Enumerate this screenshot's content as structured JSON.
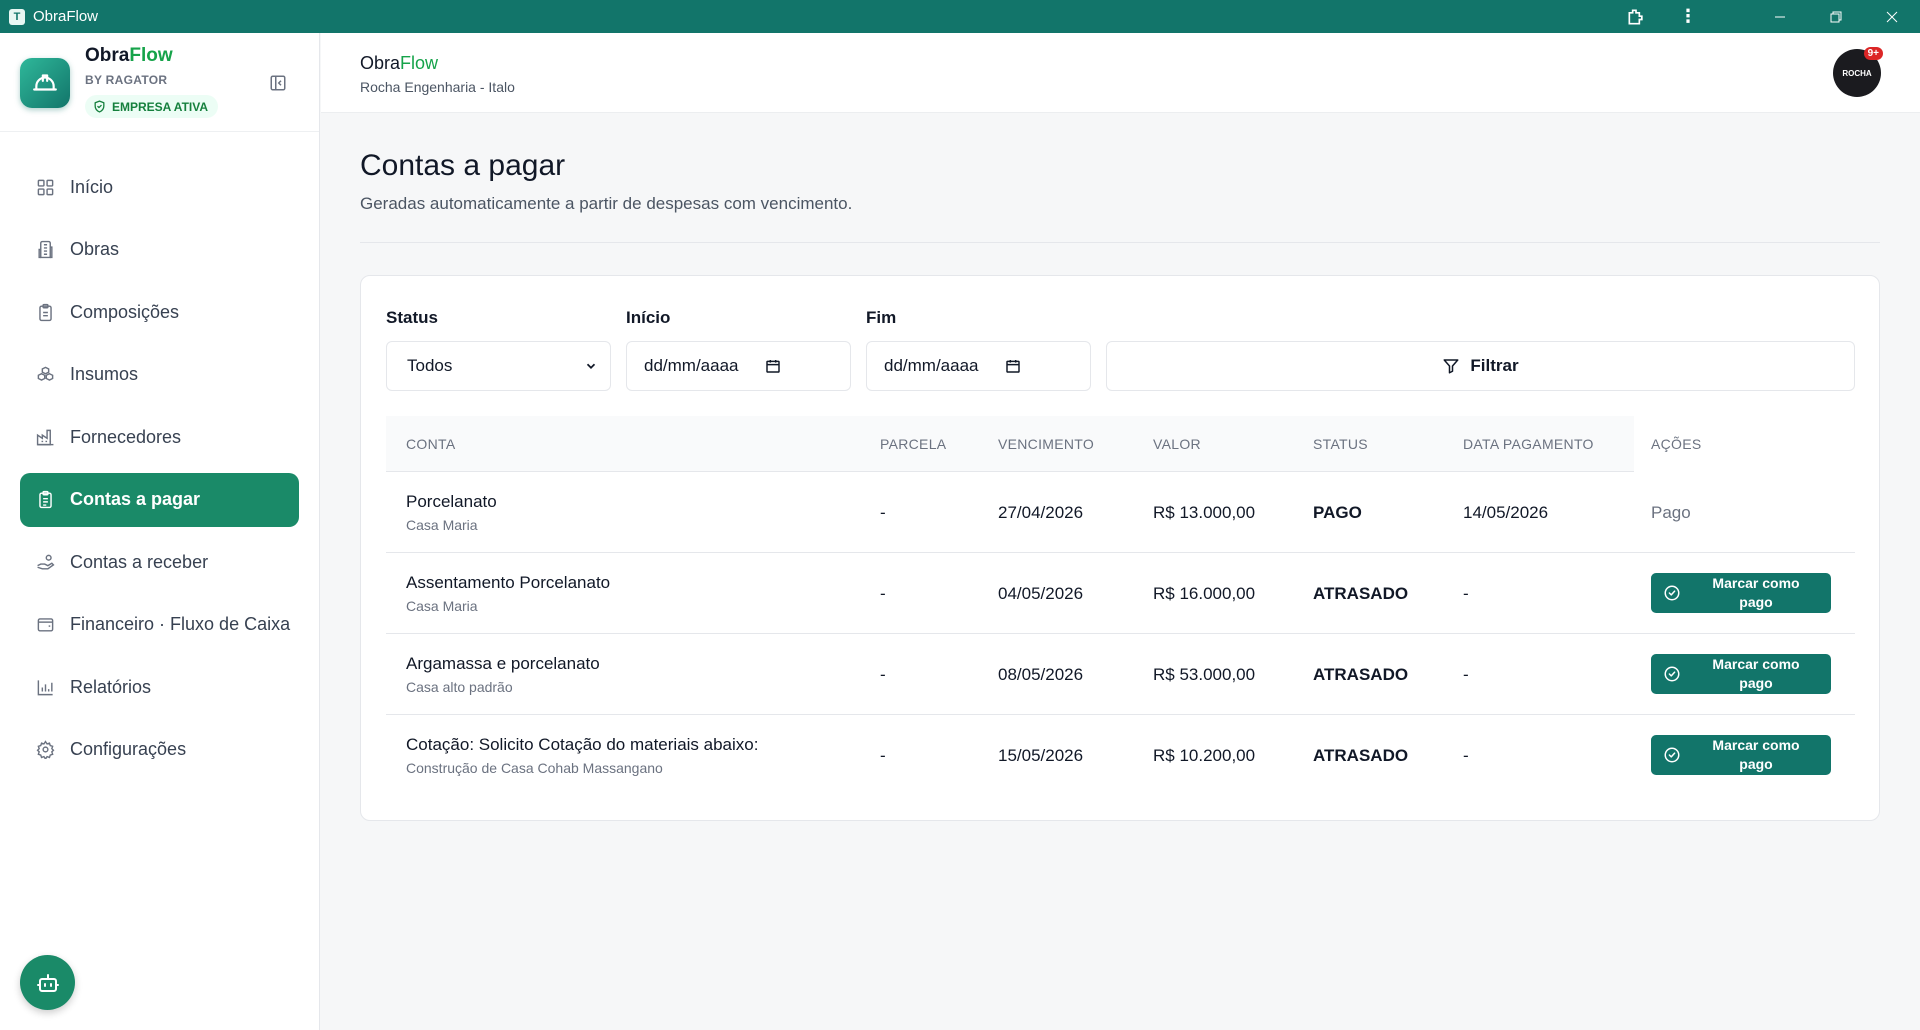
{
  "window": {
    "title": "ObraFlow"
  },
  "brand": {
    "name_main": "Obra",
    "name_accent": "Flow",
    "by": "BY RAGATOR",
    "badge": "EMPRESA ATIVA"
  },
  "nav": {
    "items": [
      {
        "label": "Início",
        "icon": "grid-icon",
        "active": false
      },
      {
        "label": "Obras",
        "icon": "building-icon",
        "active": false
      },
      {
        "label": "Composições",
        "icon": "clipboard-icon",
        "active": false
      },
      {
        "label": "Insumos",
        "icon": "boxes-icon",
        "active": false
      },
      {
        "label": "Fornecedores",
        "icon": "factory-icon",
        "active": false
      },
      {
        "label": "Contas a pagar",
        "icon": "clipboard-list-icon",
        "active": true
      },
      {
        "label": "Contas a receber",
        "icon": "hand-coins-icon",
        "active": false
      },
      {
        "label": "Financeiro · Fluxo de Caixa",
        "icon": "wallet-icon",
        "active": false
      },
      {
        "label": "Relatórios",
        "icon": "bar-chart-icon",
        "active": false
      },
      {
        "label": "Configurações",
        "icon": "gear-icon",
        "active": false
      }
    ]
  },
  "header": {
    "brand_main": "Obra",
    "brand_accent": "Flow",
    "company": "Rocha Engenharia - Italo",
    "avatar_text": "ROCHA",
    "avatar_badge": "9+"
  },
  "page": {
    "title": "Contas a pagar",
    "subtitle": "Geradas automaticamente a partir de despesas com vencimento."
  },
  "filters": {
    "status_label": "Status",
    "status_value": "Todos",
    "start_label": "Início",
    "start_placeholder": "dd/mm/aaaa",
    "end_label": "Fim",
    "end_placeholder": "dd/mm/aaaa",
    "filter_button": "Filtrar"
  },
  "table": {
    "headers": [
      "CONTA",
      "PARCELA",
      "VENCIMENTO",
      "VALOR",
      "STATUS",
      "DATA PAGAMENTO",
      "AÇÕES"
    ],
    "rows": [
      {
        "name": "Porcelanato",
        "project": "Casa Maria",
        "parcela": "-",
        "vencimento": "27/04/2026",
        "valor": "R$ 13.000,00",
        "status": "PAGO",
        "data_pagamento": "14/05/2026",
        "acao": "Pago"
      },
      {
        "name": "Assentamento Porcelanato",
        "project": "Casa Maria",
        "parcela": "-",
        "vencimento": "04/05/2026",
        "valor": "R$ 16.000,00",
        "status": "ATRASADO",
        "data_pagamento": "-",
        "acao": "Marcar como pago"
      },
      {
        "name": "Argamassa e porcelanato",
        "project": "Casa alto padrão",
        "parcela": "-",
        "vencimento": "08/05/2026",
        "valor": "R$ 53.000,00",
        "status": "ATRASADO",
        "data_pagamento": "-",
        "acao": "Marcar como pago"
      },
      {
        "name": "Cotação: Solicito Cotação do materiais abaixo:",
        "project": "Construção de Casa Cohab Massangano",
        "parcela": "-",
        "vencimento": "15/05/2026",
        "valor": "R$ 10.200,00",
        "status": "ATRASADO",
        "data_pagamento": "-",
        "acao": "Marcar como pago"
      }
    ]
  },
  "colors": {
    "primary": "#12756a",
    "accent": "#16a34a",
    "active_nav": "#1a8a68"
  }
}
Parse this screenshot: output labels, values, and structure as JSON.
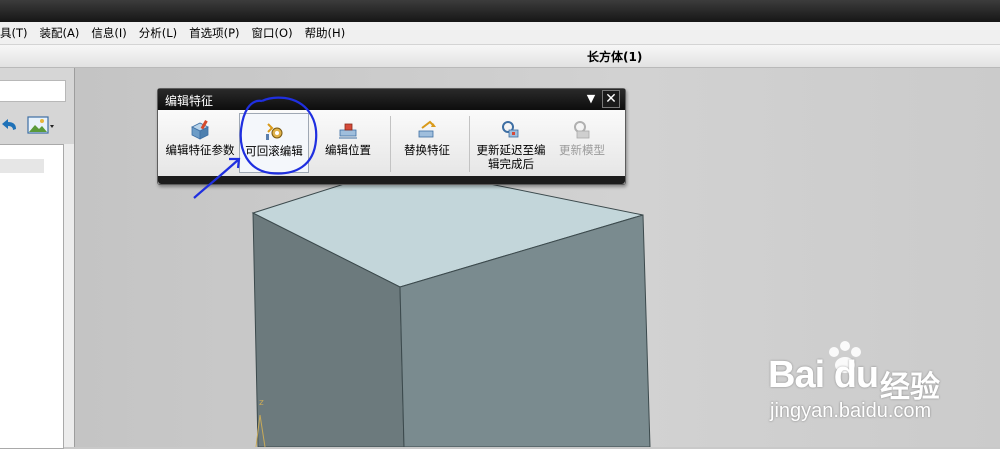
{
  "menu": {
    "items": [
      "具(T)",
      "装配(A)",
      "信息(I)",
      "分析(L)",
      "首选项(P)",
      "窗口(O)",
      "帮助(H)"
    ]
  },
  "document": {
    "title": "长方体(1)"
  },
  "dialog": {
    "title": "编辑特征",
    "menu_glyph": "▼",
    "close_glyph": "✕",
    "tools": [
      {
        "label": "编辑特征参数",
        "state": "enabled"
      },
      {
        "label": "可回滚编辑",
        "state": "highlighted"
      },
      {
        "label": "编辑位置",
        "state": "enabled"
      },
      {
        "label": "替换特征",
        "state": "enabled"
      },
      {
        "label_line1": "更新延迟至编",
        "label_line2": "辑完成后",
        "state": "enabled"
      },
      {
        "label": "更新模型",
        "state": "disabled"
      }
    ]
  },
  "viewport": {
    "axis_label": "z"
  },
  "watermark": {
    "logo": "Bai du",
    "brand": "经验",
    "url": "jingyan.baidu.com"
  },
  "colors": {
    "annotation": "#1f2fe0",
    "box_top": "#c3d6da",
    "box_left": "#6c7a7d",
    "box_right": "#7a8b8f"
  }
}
# # # # # # #
Which lines of the data above contain "this"? Copy each one.

Enumerate this screenshot's content as structured JSON.
Parse this screenshot: output labels, values, and structure as JSON.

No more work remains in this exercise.